Texto para analizar:
········

Una hostia que sangró hace 20 años durante el rito de la comunión el 22 de octubre de 2006 en Tixtla, en Guerrero, sigue sorprendiendo a miles de fieles católicos.
El llamado milagro eucarístico se dio en una misa que se realizó en el Auditorio Municipal, donde unas 500 personas fueron testigos de la hostia sangrante.
Según los testimonios, una religiosa encargada de la distribución de la comunión, antes de tomar una forma, se percató de que esta estaba manchada de una sustancia roja.
Tras el hecho, se dirigió a comunicarle el suceso a los sacerdotes que dirigían la celebración, los padres Raymundo Reyna y Leopoldo Roque.
Ambos comienzan a llorar y es el momento en el que uno de los sacerdotes da a conocer el hecho a la asamblea y la muestra al público.
El sacerdote comienza a alabar a Dios, e inicia a cantar el canto Cristo Rey, utilizado en peregrinaciones y actos solemnes.
A partir de ese momento, los sacerdotes comunicaron lo acontecido a la Diócesis de Chilpancingo-Chilapa, y estos a su vez a la Conferencia del Episcopado Mexicano.
La hostia con la mancha rojiza fue estudiada durante seis años, y después de decenas de análisis, los científicos determinaron que la forma sangraba.
Se determinó que era sangre tipo AB, y que el tejido encontrado en la hostia correspondía al músculo del corazón.
Se determinó que la sangre salía del interior de la hostia, y que se trataba de sangre de un paciente vivo.
A raíz de los análisis, se reveló que la sangre correspondía a la hallada en la Sábana Santa de Turín, Italia, con la cual habría sido envuelto Jesús tras morir en la cruz hace más de 2 mil años.

········

Tarea propuesta: Determine si cada afirmación concuerda con el texto y responda sí o no, citando literalmente las palabras que lo deciden: (a) La misa tuvo lugar en el Auditorio Municipal. (b) La hostia fue estudiada durante diez años. (c) La sangre resultó ser de tipo O. Las filas no guardan relación con el texto.

Datos para revisión:
········

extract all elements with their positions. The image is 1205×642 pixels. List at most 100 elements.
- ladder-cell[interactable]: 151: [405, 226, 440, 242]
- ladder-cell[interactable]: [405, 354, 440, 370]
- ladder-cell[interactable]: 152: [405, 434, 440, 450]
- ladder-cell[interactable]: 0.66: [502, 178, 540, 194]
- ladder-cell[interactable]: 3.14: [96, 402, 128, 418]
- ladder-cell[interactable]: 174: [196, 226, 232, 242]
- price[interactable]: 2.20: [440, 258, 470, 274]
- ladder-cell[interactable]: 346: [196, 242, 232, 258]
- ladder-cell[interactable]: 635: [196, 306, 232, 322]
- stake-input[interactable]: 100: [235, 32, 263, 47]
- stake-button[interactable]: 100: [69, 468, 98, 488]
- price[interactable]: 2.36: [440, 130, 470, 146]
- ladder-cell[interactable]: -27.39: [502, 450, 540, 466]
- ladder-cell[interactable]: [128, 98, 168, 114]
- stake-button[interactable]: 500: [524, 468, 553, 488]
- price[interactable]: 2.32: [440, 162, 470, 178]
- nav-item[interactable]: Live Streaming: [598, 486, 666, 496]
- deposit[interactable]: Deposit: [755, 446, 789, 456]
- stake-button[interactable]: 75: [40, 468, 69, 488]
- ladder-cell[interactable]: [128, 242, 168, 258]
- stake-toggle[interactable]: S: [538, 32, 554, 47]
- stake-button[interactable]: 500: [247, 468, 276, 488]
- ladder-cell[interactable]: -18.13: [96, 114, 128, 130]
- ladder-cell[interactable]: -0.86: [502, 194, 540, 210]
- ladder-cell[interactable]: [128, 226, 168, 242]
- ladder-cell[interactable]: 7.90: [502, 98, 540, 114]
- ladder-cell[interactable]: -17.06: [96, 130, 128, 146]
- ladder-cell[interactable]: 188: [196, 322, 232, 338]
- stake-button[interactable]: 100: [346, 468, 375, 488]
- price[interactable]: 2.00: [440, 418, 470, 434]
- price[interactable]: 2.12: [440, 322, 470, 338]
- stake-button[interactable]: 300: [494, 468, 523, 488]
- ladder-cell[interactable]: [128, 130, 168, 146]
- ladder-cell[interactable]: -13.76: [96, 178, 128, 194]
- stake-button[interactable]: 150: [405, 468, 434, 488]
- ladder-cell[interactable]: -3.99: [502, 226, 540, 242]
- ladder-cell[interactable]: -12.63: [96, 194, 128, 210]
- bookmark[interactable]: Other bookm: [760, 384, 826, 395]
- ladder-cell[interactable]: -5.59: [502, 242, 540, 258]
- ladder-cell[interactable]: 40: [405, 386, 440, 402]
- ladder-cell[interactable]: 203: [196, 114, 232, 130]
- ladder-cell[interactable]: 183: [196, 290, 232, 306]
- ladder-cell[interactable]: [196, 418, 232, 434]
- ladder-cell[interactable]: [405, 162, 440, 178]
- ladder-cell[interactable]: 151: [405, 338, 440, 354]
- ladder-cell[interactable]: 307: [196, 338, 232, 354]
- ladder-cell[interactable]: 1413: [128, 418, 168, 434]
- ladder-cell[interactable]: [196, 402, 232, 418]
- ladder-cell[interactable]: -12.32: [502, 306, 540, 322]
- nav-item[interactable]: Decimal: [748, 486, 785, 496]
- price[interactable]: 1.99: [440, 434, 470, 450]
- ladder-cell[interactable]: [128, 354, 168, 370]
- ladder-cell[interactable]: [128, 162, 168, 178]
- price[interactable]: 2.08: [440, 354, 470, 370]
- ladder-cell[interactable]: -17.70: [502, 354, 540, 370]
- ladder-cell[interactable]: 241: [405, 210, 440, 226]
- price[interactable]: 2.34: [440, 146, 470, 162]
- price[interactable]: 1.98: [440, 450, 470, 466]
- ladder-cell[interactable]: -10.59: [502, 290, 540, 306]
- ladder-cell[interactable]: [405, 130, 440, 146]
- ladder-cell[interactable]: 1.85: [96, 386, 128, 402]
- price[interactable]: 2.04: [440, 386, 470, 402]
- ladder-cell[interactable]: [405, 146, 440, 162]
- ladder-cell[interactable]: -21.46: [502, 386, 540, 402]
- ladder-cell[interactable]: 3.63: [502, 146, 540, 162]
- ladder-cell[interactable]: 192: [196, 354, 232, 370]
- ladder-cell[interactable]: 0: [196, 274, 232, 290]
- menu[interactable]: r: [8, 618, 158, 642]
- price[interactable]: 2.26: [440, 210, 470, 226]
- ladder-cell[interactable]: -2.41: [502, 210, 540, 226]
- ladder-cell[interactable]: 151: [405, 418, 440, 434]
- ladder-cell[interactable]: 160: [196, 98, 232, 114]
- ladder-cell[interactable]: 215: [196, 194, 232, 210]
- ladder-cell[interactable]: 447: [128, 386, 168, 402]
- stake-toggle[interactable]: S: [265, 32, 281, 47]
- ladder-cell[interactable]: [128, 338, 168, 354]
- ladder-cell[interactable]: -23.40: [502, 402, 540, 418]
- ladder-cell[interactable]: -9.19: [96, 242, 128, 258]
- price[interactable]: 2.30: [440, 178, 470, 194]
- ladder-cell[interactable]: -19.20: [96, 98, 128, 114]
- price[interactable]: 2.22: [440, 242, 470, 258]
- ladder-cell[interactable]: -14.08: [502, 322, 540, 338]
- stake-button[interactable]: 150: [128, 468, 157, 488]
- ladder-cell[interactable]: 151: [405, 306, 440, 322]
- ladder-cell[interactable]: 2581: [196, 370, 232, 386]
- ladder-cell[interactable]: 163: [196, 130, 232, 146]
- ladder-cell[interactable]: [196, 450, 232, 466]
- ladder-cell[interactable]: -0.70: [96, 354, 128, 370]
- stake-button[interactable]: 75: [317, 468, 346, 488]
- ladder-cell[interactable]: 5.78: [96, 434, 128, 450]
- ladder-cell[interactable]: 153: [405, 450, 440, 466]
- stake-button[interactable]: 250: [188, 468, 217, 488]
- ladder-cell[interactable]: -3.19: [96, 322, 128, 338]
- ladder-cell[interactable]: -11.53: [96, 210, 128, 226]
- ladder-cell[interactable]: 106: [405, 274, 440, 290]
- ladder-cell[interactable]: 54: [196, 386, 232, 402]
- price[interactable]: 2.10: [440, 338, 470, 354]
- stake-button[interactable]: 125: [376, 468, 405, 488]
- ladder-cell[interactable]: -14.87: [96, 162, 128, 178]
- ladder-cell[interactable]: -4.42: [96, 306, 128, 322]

········

Solución propuesta:
(a) Sí: «se realizó en el Auditorio Municipal».
(b) No: «fue estudiada durante seis años».
(c) No: «era sangre tipo AB».